-- Start of Data for this task --
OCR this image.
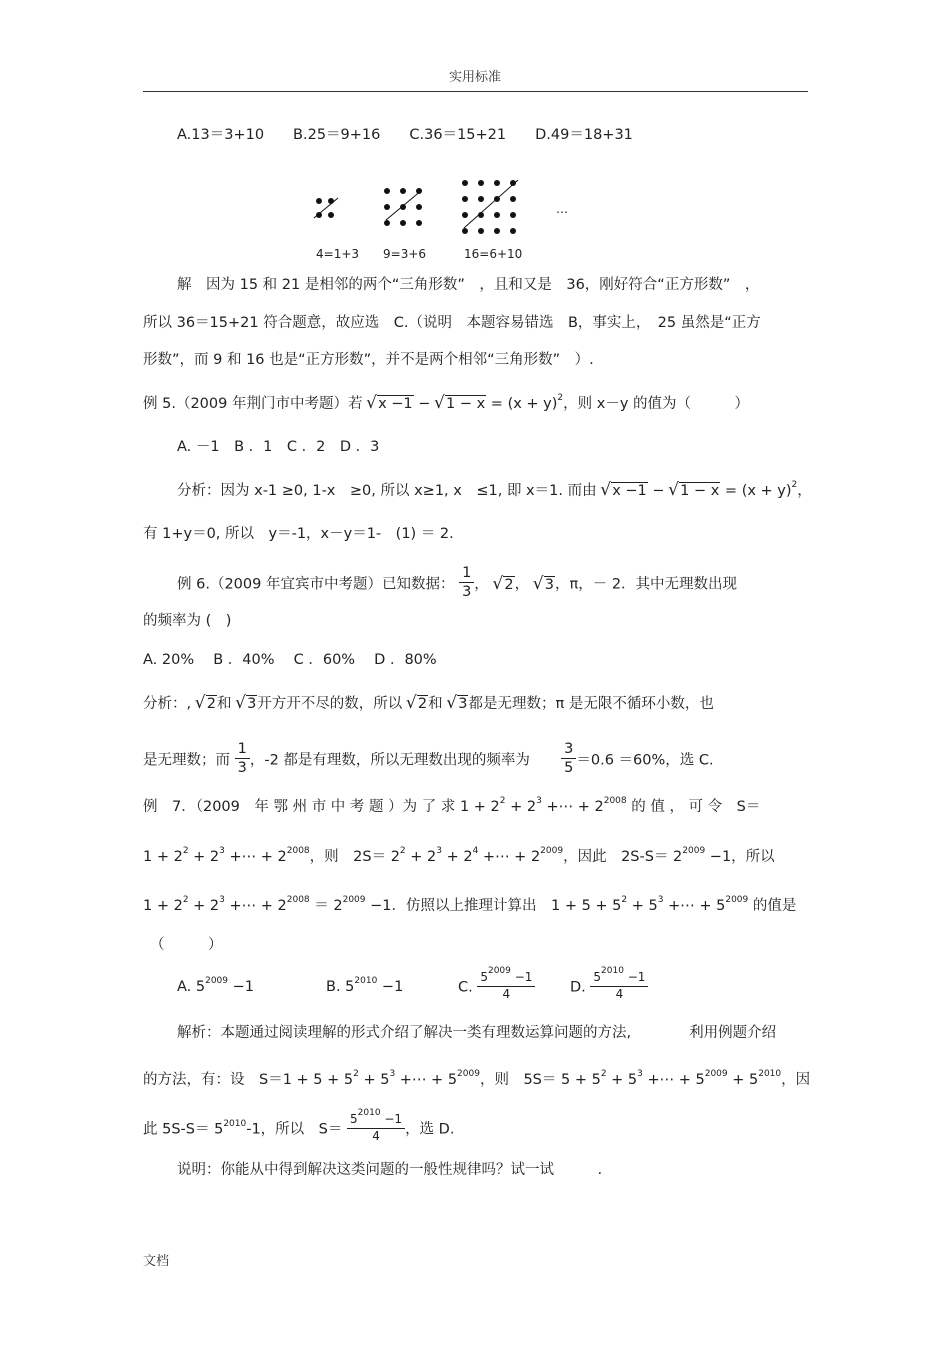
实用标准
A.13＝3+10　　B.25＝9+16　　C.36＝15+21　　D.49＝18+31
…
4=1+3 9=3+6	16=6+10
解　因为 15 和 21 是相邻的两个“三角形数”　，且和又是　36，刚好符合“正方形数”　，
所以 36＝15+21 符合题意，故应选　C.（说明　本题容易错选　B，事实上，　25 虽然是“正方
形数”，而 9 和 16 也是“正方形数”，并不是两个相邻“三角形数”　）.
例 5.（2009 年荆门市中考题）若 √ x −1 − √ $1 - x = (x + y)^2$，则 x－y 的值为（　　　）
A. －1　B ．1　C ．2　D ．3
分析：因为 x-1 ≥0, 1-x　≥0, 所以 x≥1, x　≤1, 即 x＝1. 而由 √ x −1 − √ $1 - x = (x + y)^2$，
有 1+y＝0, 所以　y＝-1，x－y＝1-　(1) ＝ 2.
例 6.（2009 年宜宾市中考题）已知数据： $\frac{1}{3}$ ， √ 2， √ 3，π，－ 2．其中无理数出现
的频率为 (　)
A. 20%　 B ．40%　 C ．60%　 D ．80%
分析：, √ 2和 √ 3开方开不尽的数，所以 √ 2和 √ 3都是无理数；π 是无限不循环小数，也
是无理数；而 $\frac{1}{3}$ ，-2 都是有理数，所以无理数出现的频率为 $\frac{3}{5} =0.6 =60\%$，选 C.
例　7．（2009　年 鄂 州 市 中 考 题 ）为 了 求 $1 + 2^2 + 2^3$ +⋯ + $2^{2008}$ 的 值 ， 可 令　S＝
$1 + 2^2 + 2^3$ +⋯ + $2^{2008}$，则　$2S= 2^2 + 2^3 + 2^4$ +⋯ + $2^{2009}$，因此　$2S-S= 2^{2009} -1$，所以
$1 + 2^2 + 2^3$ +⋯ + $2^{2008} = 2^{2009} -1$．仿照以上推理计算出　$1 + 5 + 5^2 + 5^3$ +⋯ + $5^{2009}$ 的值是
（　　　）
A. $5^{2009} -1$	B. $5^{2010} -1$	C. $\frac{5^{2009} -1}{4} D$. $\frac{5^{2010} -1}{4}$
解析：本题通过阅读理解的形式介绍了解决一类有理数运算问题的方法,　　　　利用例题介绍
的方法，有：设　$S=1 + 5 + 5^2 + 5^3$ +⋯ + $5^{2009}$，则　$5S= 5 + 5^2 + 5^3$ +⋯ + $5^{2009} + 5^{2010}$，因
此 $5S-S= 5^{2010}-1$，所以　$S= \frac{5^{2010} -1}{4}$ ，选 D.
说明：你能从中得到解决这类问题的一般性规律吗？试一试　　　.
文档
-- End of Data for this task --
-- Start of Data for this task --
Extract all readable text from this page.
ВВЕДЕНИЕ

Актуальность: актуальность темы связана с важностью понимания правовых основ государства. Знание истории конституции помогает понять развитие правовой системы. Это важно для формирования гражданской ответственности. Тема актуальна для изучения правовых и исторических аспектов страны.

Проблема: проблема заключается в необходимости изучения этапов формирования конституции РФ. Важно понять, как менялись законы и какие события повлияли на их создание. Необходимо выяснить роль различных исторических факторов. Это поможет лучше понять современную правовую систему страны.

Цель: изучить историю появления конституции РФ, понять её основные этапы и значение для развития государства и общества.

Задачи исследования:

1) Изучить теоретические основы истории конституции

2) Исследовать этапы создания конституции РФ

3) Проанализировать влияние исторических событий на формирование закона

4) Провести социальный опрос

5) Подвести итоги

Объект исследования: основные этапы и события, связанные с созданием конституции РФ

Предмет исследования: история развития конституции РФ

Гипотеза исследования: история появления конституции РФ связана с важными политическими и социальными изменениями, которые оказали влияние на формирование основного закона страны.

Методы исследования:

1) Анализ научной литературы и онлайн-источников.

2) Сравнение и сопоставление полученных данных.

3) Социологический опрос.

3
-- End of Data for this task --
-- Start of Data for this task --
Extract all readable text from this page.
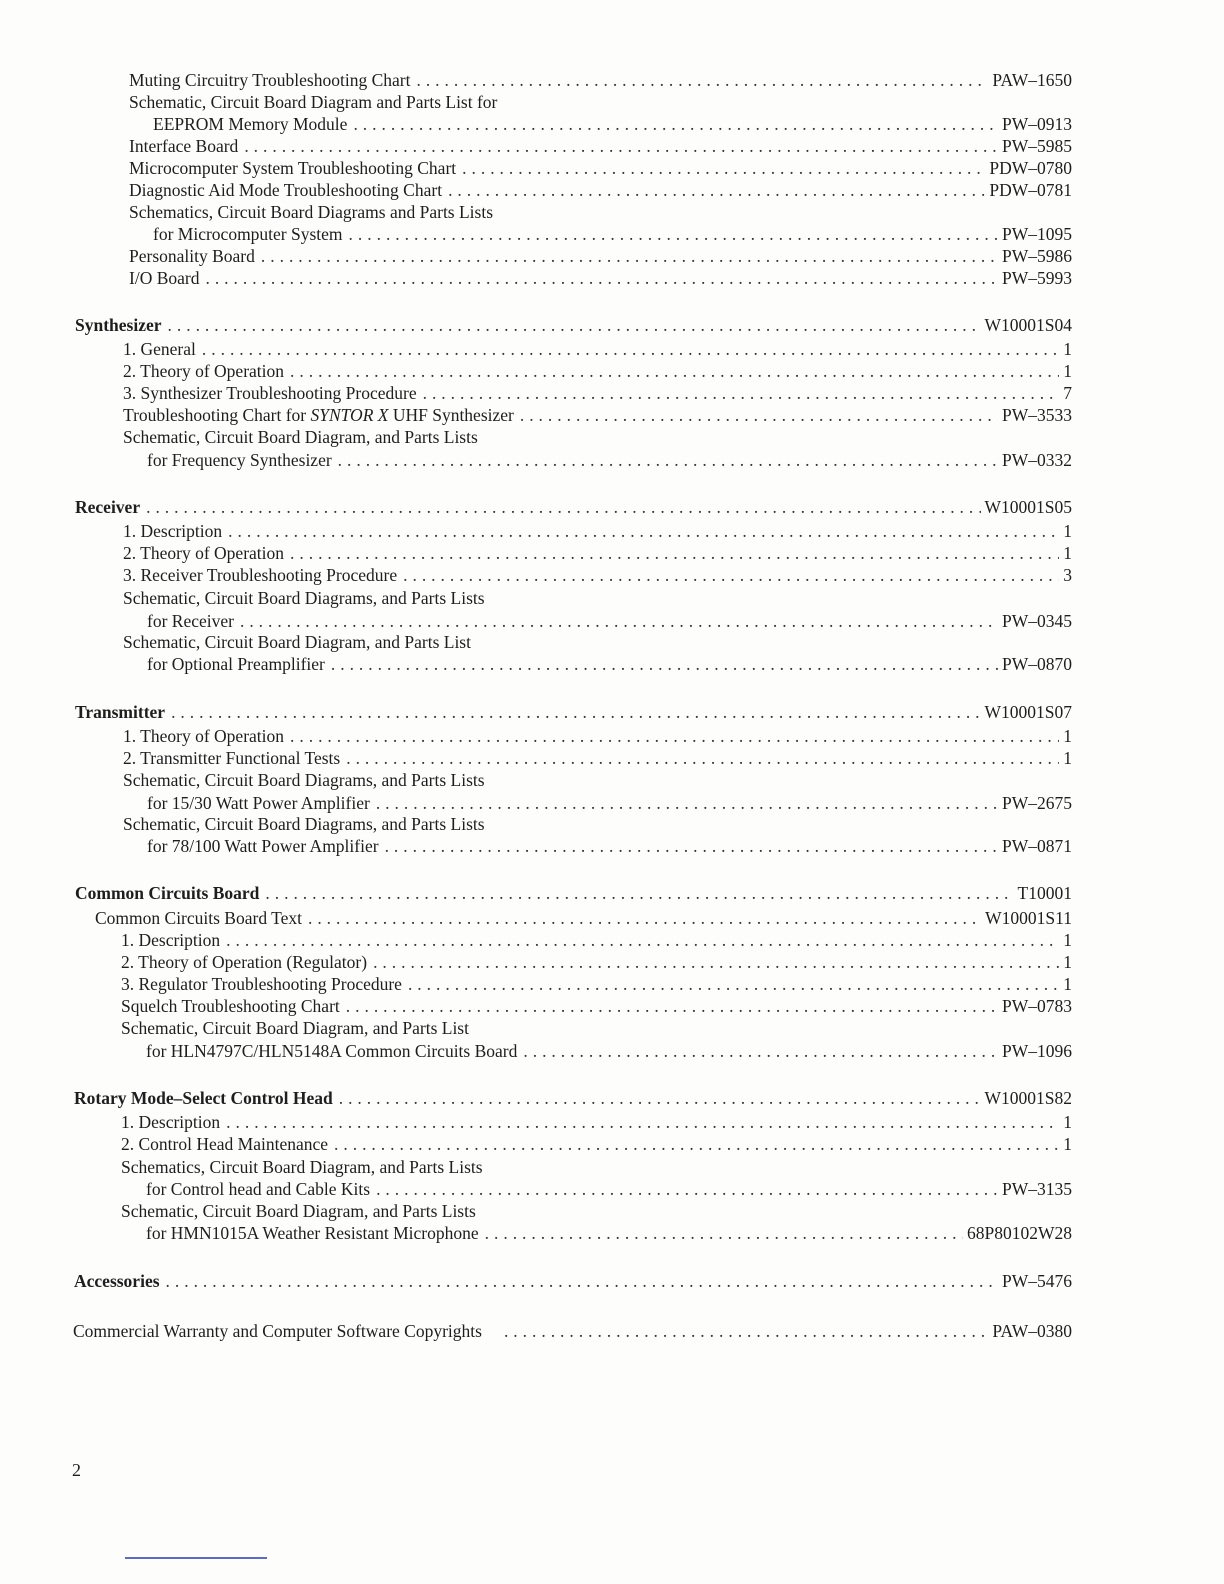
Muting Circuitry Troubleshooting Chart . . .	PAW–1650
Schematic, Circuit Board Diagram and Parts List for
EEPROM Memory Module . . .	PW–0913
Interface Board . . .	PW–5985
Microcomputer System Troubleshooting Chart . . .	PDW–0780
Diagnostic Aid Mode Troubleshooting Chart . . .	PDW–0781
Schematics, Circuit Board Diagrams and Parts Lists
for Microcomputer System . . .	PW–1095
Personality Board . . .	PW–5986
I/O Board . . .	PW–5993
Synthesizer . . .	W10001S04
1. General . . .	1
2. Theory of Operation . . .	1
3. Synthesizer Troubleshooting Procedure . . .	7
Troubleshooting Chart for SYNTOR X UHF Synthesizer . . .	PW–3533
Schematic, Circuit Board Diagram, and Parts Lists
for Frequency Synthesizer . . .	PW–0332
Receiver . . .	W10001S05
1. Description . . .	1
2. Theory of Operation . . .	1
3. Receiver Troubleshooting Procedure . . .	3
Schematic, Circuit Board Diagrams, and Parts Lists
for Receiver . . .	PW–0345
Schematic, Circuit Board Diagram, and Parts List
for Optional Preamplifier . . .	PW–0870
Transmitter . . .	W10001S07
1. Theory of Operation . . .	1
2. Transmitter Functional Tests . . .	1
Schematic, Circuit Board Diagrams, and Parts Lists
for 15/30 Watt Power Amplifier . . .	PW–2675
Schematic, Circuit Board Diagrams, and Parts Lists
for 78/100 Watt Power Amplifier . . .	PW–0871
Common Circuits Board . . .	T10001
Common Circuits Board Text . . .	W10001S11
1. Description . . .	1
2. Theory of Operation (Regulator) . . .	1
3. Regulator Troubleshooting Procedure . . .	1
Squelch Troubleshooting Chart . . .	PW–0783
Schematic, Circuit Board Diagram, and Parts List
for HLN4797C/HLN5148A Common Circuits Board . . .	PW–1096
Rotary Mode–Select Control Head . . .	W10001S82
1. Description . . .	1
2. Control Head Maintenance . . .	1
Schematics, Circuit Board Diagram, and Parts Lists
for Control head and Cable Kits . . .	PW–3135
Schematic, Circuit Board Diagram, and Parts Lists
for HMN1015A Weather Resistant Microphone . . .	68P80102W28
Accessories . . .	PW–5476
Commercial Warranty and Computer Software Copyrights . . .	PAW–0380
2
-- End of Data for this task --
= What is being asked =
Make a copy of each line that contains the string "развития".

= Exercise solution =
Цель: изучить историю появления конституции РФ, понять её основные этапы и значение для развития государства и общества.
Предмет исследования: история развития конституции РФ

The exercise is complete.